• **Goal 1**
Repeat word for word the part of the passage on Ray Johnson that begins at the words "The list of" and stops after the words "selective (though necessary)".

The list of actions, projects, performances, bluffs, books and bands
using this name is very long and refers to events varying in genre,
objective, and quality [5]. This could be
a kind of respectful commemoration of the artist, whose method was based
on the collage, at its most eclectic: the combining of the elite and
the popular, the mixing of different kinds of information from various
sources, and the overlapping genres. Nonetheless, this cluster of heterogeneous
works, ideas, and organizations share the recognition that communication
is mediated and that the manipulated and selective (though necessary)
transmissions threaten society and art. This knowledge originates from
Ray Johnson. The forthcoming episodes of the Luther Blissett-legend
and their refutation, interpretation and selection is liable for the
way new informations infiltrate, gain meaning, or are lost in the mind.
It is important to emphasize that Johnson's work always conformed, but
only to this principle. When he sent recirculated mail to his friends,
just as when he mutilated his collages, when he organized the NYCS,
when he had phone conversations with strangers, when made a list of
underwear, and when he painted the bathtubs of famous people. Our mind,
apart from the important relevant information, is full of insignificant,
sometimes annoying thoughts, images, like those represented by pop art.
Ray Johnson is
merited with materializing constant movement, change, and the limiting
or broadening of consciousness in his work. His pioneering of an alternative
communication channel is an effect of his ambition to substantiate with
his every gesture, writing, or drawing, the conscious reflection of
the moment. "The New York Correspondence School has no history, only
a present," He once said, and this affirmation can be applied to all
the work in his ever changing oeuvre.

• **Data for this exercise**
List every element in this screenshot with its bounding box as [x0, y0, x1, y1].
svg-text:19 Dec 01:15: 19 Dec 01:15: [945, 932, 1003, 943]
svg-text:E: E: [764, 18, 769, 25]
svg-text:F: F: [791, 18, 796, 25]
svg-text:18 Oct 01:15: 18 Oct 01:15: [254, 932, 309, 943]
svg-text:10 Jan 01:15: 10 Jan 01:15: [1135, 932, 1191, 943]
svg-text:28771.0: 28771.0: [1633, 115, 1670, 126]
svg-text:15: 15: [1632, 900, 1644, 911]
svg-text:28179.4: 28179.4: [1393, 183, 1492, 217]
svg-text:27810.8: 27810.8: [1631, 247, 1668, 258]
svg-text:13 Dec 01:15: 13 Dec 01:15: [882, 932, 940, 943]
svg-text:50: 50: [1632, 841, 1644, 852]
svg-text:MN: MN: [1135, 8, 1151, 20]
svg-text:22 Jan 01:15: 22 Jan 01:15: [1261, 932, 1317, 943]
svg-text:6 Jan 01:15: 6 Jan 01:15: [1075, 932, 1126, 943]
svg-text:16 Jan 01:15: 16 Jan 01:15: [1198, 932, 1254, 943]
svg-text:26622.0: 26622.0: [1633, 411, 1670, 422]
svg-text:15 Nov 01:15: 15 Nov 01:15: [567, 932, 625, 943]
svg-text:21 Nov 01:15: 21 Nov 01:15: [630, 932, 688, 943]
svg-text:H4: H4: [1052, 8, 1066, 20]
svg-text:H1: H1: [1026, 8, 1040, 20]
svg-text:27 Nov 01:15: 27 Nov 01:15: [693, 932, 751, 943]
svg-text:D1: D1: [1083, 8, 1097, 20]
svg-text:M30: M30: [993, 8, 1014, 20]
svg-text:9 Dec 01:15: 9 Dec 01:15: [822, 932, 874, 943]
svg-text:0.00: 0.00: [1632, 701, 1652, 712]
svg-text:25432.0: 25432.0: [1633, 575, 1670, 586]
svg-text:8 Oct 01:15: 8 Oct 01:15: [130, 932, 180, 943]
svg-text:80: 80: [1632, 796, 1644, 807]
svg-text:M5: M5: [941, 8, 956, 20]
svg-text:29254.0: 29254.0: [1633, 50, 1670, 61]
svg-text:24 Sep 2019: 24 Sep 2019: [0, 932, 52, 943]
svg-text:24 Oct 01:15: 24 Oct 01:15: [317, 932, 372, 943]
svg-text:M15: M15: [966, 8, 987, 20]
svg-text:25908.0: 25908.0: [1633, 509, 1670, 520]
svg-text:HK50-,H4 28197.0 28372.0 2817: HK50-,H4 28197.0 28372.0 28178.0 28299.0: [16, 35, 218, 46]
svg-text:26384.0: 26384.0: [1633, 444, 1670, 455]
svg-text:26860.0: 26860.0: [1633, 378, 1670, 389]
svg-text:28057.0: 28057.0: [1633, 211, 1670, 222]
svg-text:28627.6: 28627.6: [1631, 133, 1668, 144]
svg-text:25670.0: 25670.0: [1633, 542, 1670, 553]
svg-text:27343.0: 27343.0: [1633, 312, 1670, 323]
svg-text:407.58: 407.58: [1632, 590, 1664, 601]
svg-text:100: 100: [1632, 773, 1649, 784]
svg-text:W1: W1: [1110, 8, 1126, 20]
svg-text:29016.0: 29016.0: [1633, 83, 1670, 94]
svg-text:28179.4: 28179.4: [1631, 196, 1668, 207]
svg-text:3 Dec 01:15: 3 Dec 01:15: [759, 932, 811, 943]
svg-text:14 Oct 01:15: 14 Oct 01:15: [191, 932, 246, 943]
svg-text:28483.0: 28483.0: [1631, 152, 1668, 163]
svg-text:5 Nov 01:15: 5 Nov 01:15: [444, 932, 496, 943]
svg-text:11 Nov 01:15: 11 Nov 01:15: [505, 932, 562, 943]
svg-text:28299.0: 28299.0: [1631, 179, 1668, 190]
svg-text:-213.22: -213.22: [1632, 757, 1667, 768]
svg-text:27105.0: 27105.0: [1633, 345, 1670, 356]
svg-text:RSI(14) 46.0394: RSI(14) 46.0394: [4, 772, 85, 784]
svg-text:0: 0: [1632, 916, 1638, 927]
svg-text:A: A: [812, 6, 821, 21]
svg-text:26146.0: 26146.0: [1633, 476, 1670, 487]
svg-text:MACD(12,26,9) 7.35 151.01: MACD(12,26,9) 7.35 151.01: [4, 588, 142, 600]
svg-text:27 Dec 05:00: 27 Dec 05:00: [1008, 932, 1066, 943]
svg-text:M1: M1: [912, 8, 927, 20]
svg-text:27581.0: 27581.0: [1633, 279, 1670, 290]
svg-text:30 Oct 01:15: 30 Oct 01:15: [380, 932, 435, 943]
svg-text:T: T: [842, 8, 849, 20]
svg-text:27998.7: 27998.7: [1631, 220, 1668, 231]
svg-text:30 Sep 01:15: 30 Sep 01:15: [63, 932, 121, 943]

• **Goal 2**
In the records, from the first line through the line containing "svg-text:15: 15: [1632, 900, 1644, 911]", replace "bounding box" with "enclosing rectangle" and leave everything else unchanged. Return only those lines.

• **Full answer 1**
The list of actions, projects, performances, bluffs, books and bands
using this name is very long and refers to events varying in genre,
objective, and quality [5]. This could be
a kind of respectful commemoration of the artist, whose method was based
on the collage, at its most eclectic: the combining of the elite and
the popular, the mixing of different kinds of information from various
sources, and the overlapping genres. Nonetheless, this cluster of heterogeneous
works, ideas, and organizations share the recognition that communication
is mediated and that the manipulated and selective (though necessary)

• **Full answer 2**
List every element in this screenshot with its enclosing rectangle as [x0, y0, x1, y1].
svg-text:19 Dec 01:15: 19 Dec 01:15: [945, 932, 1003, 943]
svg-text:E: E: [764, 18, 769, 25]
svg-text:F: F: [791, 18, 796, 25]
svg-text:18 Oct 01:15: 18 Oct 01:15: [254, 932, 309, 943]
svg-text:10 Jan 01:15: 10 Jan 01:15: [1135, 932, 1191, 943]
svg-text:28771.0: 28771.0: [1633, 115, 1670, 126]
svg-text:15: 15: [1632, 900, 1644, 911]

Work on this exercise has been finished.